Rewrite the lines from the line with "staticText: n xyxy=(324,886,337,915)" up to and including the line with "button[interactable]: z xyxy=(74,875,117,926)", replacing "edukacja" with "education" and leaving everything else unchanged.
=-=-=-=-=
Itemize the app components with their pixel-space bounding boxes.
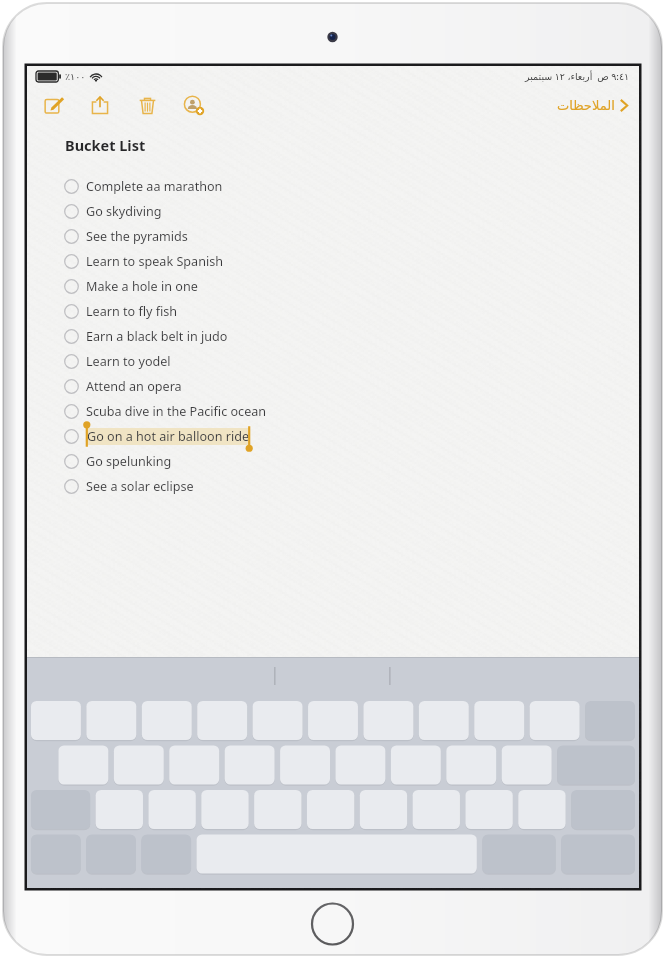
button[interactable]: Go skydiving [27, 199, 639, 224]
staticText: See the pyramids [86, 228, 188, 245]
button[interactable]: Learn to fly fish [27, 299, 639, 324]
button[interactable]: Scuba dive in the Pacific ocean [27, 399, 639, 424]
staticText: Make a hole in one [86, 278, 198, 295]
button[interactable]: Compose new note [40, 92, 66, 118]
staticText: Attend an opera [86, 378, 182, 395]
button[interactable]: See the pyramids [27, 224, 639, 249]
button[interactable]: Earn a black belt in judo [27, 324, 639, 349]
button[interactable]: Delete [134, 92, 160, 118]
button[interactable]: Complete aa marathon [27, 174, 639, 199]
button[interactable]: Share [87, 92, 113, 118]
staticText: ٩:٤١ ص أربعاء، ١٢ سبتمبر [525, 70, 630, 83]
button[interactable]: Attend an opera [27, 374, 639, 399]
staticText: See a solar eclipse [86, 478, 194, 495]
button[interactable]: See a solar eclipse [27, 474, 639, 499]
button[interactable]: الملاحظات [557, 97, 629, 114]
staticText: Scuba dive in the Pacific ocean [86, 403, 267, 420]
staticText: Learn to fly fish [86, 303, 178, 320]
button[interactable]: Go spelunking [27, 449, 639, 474]
staticText: ٪١٠٠ [65, 71, 86, 82]
staticText: Go skydiving [86, 203, 162, 220]
button[interactable]: Learn to yodel [27, 349, 639, 374]
staticText: الملاحظات [557, 98, 615, 113]
staticText: Go spelunking [86, 453, 172, 470]
staticText: Earn a black belt in judo [86, 328, 228, 345]
staticText: Bucket List [65, 135, 146, 155]
button[interactable]: Make a hole in one [27, 274, 639, 299]
staticText: Complete aa marathon [86, 178, 223, 195]
staticText: Learn to speak Spanish [86, 253, 223, 270]
button[interactable]: Learn to speak Spanish [27, 249, 639, 274]
button[interactable]: Add people [181, 92, 207, 118]
staticText: Learn to yodel [86, 353, 171, 370]
button[interactable]: Go on a hot air balloon ride [27, 424, 639, 449]
staticText: Go on a hot air balloon ride [87, 428, 249, 445]
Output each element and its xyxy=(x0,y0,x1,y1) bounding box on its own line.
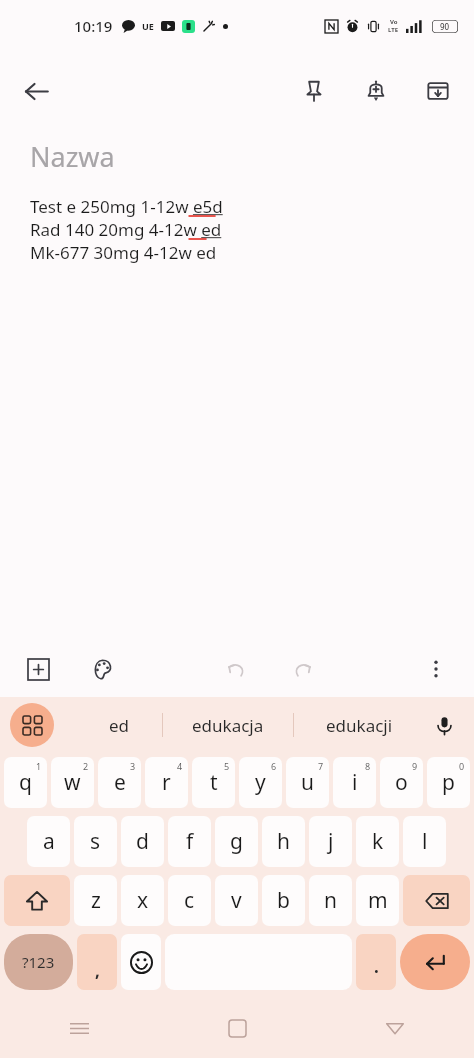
staticText: n xyxy=(324,886,337,915)
button[interactable]: u xyxy=(286,757,329,808)
staticText: b xyxy=(277,886,290,915)
button[interactable]: d xyxy=(121,816,164,867)
staticText: m xyxy=(368,886,388,915)
staticText: edukacja xyxy=(192,714,264,737)
button[interactable]: z xyxy=(74,875,117,926)
button[interactable]: Voice input xyxy=(424,705,464,745)
button[interactable]: c xyxy=(168,875,211,926)
button[interactable]: Back xyxy=(316,998,474,1058)
button[interactable]: Home xyxy=(158,998,316,1058)
staticText: 2 xyxy=(83,760,89,772)
staticText: f xyxy=(186,827,194,856)
staticText: 0 xyxy=(459,760,465,772)
button[interactable]: Emoji xyxy=(121,934,161,990)
button[interactable]: s xyxy=(74,816,117,867)
staticText: c xyxy=(184,886,195,915)
staticText: r xyxy=(162,768,171,797)
button[interactable]: p xyxy=(427,757,470,808)
staticText: LTE xyxy=(388,26,399,34)
staticText: z xyxy=(91,886,101,915)
button[interactable]: Back xyxy=(12,67,60,115)
staticText: Vo xyxy=(390,18,398,26)
button[interactable]: o xyxy=(380,757,423,808)
staticText: 6 xyxy=(271,760,277,772)
staticText: 8 xyxy=(365,760,371,772)
staticText: ?123 xyxy=(22,952,55,972)
button[interactable]: . xyxy=(356,934,396,990)
button[interactable]: x xyxy=(121,875,164,926)
staticText: 5 xyxy=(224,760,230,772)
button[interactable]: m xyxy=(356,875,399,926)
button[interactable]: More options xyxy=(414,647,458,691)
staticText: 1 xyxy=(36,760,42,772)
staticText: g xyxy=(230,827,243,856)
button[interactable]: Backspace xyxy=(403,875,470,926)
button[interactable]: e xyxy=(98,757,141,808)
staticText: q xyxy=(19,768,32,797)
staticText: x xyxy=(137,886,149,915)
staticText: Test e 250mg 1-12w e5d xyxy=(30,195,223,218)
button[interactable]: Enter xyxy=(400,934,470,990)
button[interactable]: w xyxy=(51,757,94,808)
staticText: 3 xyxy=(130,760,136,772)
staticText: o xyxy=(395,768,408,797)
staticText: e xyxy=(114,768,126,797)
staticText: u xyxy=(301,768,314,797)
button[interactable]: edukacja xyxy=(163,697,293,753)
button[interactable]: v xyxy=(215,875,258,926)
button[interactable]: l xyxy=(403,816,446,867)
button[interactable]: Recents xyxy=(0,998,158,1058)
staticText: i xyxy=(352,768,358,797)
button[interactable]: k xyxy=(356,816,399,867)
button[interactable]: ed xyxy=(76,697,162,753)
staticText: , xyxy=(95,959,100,982)
button[interactable]: Keyboard menu xyxy=(10,703,54,747)
staticText: Rad 140 20mg 4-12w ed xyxy=(30,218,222,241)
button[interactable]: Add reminder xyxy=(352,67,400,115)
staticText: 4 xyxy=(177,760,183,772)
button[interactable]: q xyxy=(4,757,47,808)
button[interactable]: i xyxy=(333,757,376,808)
staticText: y xyxy=(255,768,266,797)
staticText: s xyxy=(90,827,101,856)
button[interactable]: b xyxy=(262,875,305,926)
staticText: 7 xyxy=(318,760,324,772)
staticText: 90 xyxy=(440,21,450,32)
staticText: t xyxy=(210,768,218,797)
button[interactable]: Add xyxy=(16,647,60,691)
staticText: v xyxy=(231,886,242,915)
button[interactable]: Redo xyxy=(280,647,324,691)
staticText: ed xyxy=(109,714,130,737)
staticText: Mk-677 30mg 4-12w ed xyxy=(30,241,217,264)
staticText: h xyxy=(277,827,290,856)
staticText: k xyxy=(372,827,384,856)
button[interactable]: Nazwa xyxy=(30,138,115,175)
button[interactable]: , xyxy=(77,934,117,990)
button[interactable]: Colour xyxy=(80,647,124,691)
staticText: d xyxy=(136,827,149,856)
button[interactable]: t xyxy=(192,757,235,808)
button[interactable]: n xyxy=(309,875,352,926)
staticText: a xyxy=(43,827,55,856)
button[interactable]: a xyxy=(27,816,70,867)
staticText: edukacji xyxy=(326,714,393,737)
staticText: . xyxy=(374,955,379,978)
button[interactable]: y xyxy=(239,757,282,808)
button[interactable]: Undo xyxy=(214,647,258,691)
button[interactable]: r xyxy=(145,757,188,808)
button[interactable]: Test e 250mg 1-12w e5d xyxy=(30,195,223,264)
staticText: j xyxy=(328,827,334,856)
button[interactable]: edukacji xyxy=(294,697,424,753)
button[interactable]: ?123 xyxy=(4,934,73,990)
button[interactable]: Shift xyxy=(4,875,70,926)
button[interactable]: g xyxy=(215,816,258,867)
button[interactable]: j xyxy=(309,816,352,867)
button[interactable]: Pin xyxy=(290,67,338,115)
staticText: UE xyxy=(142,20,154,32)
button[interactable]: f xyxy=(168,816,211,867)
staticText: 9 xyxy=(412,760,418,772)
button[interactable]: Archive xyxy=(414,67,462,115)
staticText: w xyxy=(64,768,81,797)
button[interactable]: h xyxy=(262,816,305,867)
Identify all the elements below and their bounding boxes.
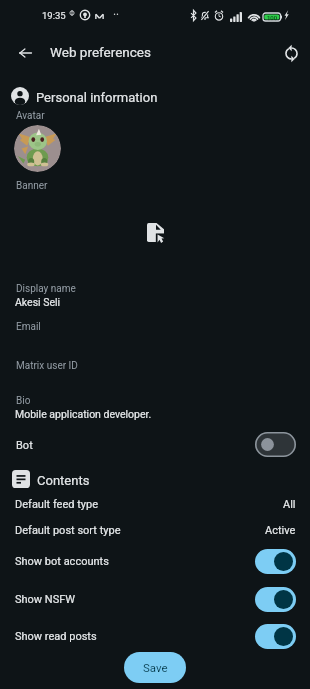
staticText: Matrix user ID — [16, 360, 78, 372]
staticText: Show read posts — [15, 630, 97, 643]
button[interactable]: Save — [124, 652, 186, 683]
staticText: Bot — [16, 439, 33, 452]
button[interactable]: Personal information — [0, 83, 310, 109]
staticText: Save — [143, 661, 168, 674]
button[interactable]: Show bot accounts — [0, 543, 310, 580]
staticText: Bio — [16, 395, 31, 407]
button[interactable] — [0, 426, 310, 463]
staticText: Default feed type — [15, 498, 99, 511]
staticText: Show bot accounts — [15, 555, 109, 568]
staticText: All — [283, 498, 296, 511]
button[interactable]: Change avatar — [14, 125, 61, 172]
staticText: Active — [265, 524, 296, 537]
button[interactable]: Show read posts — [0, 618, 310, 655]
button[interactable]: Default feed type — [0, 491, 310, 517]
staticText: 19:35 — [42, 10, 66, 21]
button[interactable]: Contents — [0, 466, 310, 492]
staticText: Web preferences — [50, 44, 151, 60]
staticText: Display name — [16, 283, 76, 295]
button[interactable]: Default post sort type — [0, 517, 310, 543]
staticText: Show NSFW — [15, 593, 76, 606]
staticText: Email — [16, 321, 41, 333]
staticText: Mobile application developer. — [15, 408, 152, 420]
button[interactable]: Sync — [273, 35, 309, 71]
button[interactable]: Show NSFW — [0, 581, 310, 618]
staticText: Personal information — [36, 90, 158, 105]
staticText: Contents — [37, 473, 90, 488]
staticText: Banner — [16, 180, 48, 192]
staticText: Akesi Seli — [15, 296, 61, 308]
staticText: 100 — [267, 14, 278, 21]
button[interactable]: Change banner — [0, 196, 310, 268]
staticText: Default post sort type — [15, 524, 121, 537]
staticText: Avatar — [16, 110, 45, 122]
button[interactable]: Back — [7, 35, 43, 71]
=-=-=-=-=
▸ **Written reply**
staticText: n xyxy=(324,886,337,915)
button[interactable]: u xyxy=(286,757,329,808)
staticText: b xyxy=(277,886,290,915)
button[interactable]: d xyxy=(121,816,164,867)
staticText: m xyxy=(368,886,388,915)
staticText: education xyxy=(192,714,264,737)
button[interactable]: z xyxy=(74,875,117,926)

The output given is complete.